(Data entries)
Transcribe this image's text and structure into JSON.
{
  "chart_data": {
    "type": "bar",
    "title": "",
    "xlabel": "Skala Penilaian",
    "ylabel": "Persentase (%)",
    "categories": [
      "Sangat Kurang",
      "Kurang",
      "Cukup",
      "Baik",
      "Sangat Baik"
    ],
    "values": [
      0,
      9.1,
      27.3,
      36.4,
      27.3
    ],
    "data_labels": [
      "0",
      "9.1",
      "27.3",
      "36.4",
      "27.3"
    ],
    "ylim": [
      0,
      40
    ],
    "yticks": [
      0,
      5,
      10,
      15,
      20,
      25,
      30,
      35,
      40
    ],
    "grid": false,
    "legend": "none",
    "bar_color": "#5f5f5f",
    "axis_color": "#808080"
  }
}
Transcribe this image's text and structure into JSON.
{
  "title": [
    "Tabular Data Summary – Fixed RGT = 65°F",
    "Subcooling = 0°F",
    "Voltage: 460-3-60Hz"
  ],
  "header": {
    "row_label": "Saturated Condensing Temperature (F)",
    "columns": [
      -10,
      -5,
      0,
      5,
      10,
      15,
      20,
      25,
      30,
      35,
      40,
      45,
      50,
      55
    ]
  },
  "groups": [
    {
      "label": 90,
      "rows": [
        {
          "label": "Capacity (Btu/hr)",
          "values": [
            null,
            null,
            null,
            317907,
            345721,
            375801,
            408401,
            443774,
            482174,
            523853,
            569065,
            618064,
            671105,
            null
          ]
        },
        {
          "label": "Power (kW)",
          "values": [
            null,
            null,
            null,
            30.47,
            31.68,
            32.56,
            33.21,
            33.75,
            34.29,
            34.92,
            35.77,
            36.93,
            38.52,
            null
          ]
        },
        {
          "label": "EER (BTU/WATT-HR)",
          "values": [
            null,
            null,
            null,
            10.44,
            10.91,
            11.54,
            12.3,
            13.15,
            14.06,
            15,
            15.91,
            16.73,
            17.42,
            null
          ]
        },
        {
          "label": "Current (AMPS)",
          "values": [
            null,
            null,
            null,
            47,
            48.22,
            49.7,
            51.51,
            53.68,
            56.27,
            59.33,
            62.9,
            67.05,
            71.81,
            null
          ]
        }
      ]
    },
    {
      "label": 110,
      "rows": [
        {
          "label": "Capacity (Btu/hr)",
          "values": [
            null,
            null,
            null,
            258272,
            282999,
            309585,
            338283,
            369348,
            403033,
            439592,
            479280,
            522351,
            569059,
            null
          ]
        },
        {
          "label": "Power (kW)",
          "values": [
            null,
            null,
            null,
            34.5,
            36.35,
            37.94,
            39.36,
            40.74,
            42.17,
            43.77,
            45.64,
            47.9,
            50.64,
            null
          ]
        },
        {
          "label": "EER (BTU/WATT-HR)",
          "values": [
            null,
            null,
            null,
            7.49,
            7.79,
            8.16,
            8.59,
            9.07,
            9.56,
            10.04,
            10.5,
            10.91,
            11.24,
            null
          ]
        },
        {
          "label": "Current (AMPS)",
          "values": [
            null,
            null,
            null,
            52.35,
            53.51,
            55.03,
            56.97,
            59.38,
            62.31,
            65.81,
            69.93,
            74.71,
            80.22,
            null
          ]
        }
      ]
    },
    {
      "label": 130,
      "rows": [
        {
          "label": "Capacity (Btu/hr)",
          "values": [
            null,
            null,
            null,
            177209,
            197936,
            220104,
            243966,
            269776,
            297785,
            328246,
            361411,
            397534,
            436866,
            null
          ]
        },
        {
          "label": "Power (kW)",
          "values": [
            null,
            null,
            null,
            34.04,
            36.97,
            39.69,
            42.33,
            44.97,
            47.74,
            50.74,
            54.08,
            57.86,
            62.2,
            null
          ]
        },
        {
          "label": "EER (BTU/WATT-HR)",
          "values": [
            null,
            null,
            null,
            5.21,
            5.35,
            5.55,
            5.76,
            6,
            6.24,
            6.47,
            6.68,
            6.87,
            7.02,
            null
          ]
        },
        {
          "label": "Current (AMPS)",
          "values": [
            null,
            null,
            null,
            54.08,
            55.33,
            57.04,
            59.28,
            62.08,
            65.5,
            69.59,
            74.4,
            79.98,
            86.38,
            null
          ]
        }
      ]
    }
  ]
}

▶ _WRITTEN PROBLEM_:
Reproduce all of the data exactly as given.

▶ _RESULT OF THE TASK_:
Transcribe this image's text and structure into JSON.
{
  "chart_data": {
    "type": "bar",
    "title": "",
    "xlabel": "Skala Penilaian",
    "ylabel": "Persentase (%)",
    "categories": [
      "Sangat Kurang",
      "Kurang",
      "Cukup",
      "Baik",
      "Sangat Baik"
    ],
    "values": [
      0,
      9.1,
      27.3,
      36.4,
      27.3
    ],
    "data_labels": [
      "0",
      "9.1",
      "27.3",
      "36.4",
      "27.3"
    ],
    "ylim": [
      0,
      40
    ],
    "yticks": [
      0,
      5,
      10,
      15,
      20,
      25,
      30,
      35,
      40
    ],
    "grid": false,
    "legend": "none",
    "bar_color": "#5f5f5f",
    "axis_color": "#808080"
  }
}
Transcribe this image's text and structure into JSON.
{
  "title": [
    "Tabular Data Summary – Fixed RGT = 65°F",
    "Subcooling = 0°F",
    "Voltage: 460-3-60Hz"
  ],
  "header": {
    "row_label": "Saturated Condensing Temperature (F)",
    "columns": [
      -10,
      -5,
      0,
      5,
      10,
      15,
      20,
      25,
      30,
      35,
      40,
      45,
      50,
      55
    ]
  },
  "groups": [
    {
      "label": 90,
      "rows": [
        {
          "label": "Capacity (Btu/hr)",
          "values": [
            null,
            null,
            null,
            317907,
            345721,
            375801,
            408401,
            443774,
            482174,
            523853,
            569065,
            618064,
            671105,
            null
          ]
        },
        {
          "label": "Power (kW)",
          "values": [
            null,
            null,
            null,
            30.47,
            31.68,
            32.56,
            33.21,
            33.75,
            34.29,
            34.92,
            35.77,
            36.93,
            38.52,
            null
          ]
        },
        {
          "label": "EER (BTU/WATT-HR)",
          "values": [
            null,
            null,
            null,
            10.44,
            10.91,
            11.54,
            12.3,
            13.15,
            14.06,
            15,
            15.91,
            16.73,
            17.42,
            null
          ]
        },
        {
          "label": "Current (AMPS)",
          "values": [
            null,
            null,
            null,
            47,
            48.22,
            49.7,
            51.51,
            53.68,
            56.27,
            59.33,
            62.9,
            67.05,
            71.81,
            null
          ]
        }
      ]
    },
    {
      "label": 110,
      "rows": [
        {
          "label": "Capacity (Btu/hr)",
          "values": [
            null,
            null,
            null,
            258272,
            282999,
            309585,
            338283,
            369348,
            403033,
            439592,
            479280,
            522351,
            569059,
            null
          ]
        },
        {
          "label": "Power (kW)",
          "values": [
            null,
            null,
            null,
            34.5,
            36.35,
            37.94,
            39.36,
            40.74,
            42.17,
            43.77,
            45.64,
            47.9,
            50.64,
            null
          ]
        },
        {
          "label": "EER (BTU/WATT-HR)",
          "values": [
            null,
            null,
            null,
            7.49,
            7.79,
            8.16,
            8.59,
            9.07,
            9.56,
            10.04,
            10.5,
            10.91,
            11.24,
            null
          ]
        },
        {
          "label": "Current (AMPS)",
          "values": [
            null,
            null,
            null,
            52.35,
            53.51,
            55.03,
            56.97,
            59.38,
            62.31,
            65.81,
            69.93,
            74.71,
            80.22,
            null
          ]
        }
      ]
    },
    {
      "label": 130,
      "rows": [
        {
          "label": "Capacity (Btu/hr)",
          "values": [
            null,
            null,
            null,
            177209,
            197936,
            220104,
            243966,
            269776,
            297785,
            328246,
            361411,
            397534,
            436866,
            null
          ]
        },
        {
          "label": "Power (kW)",
          "values": [
            null,
            null,
            null,
            34.04,
            36.97,
            39.69,
            42.33,
            44.97,
            47.74,
            50.74,
            54.08,
            57.86,
            62.2,
            null
          ]
        },
        {
          "label": "EER (BTU/WATT-HR)",
          "values": [
            null,
            null,
            null,
            5.21,
            5.35,
            5.55,
            5.76,
            6,
            6.24,
            6.47,
            6.68,
            6.87,
            7.02,
            null
          ]
        },
        {
          "label": "Current (AMPS)",
          "values": [
            null,
            null,
            null,
            54.08,
            55.33,
            57.04,
            59.28,
            62.08,
            65.5,
            69.59,
            74.4,
            79.98,
            86.38,
            null
          ]
        }
      ]
    }
  ]
}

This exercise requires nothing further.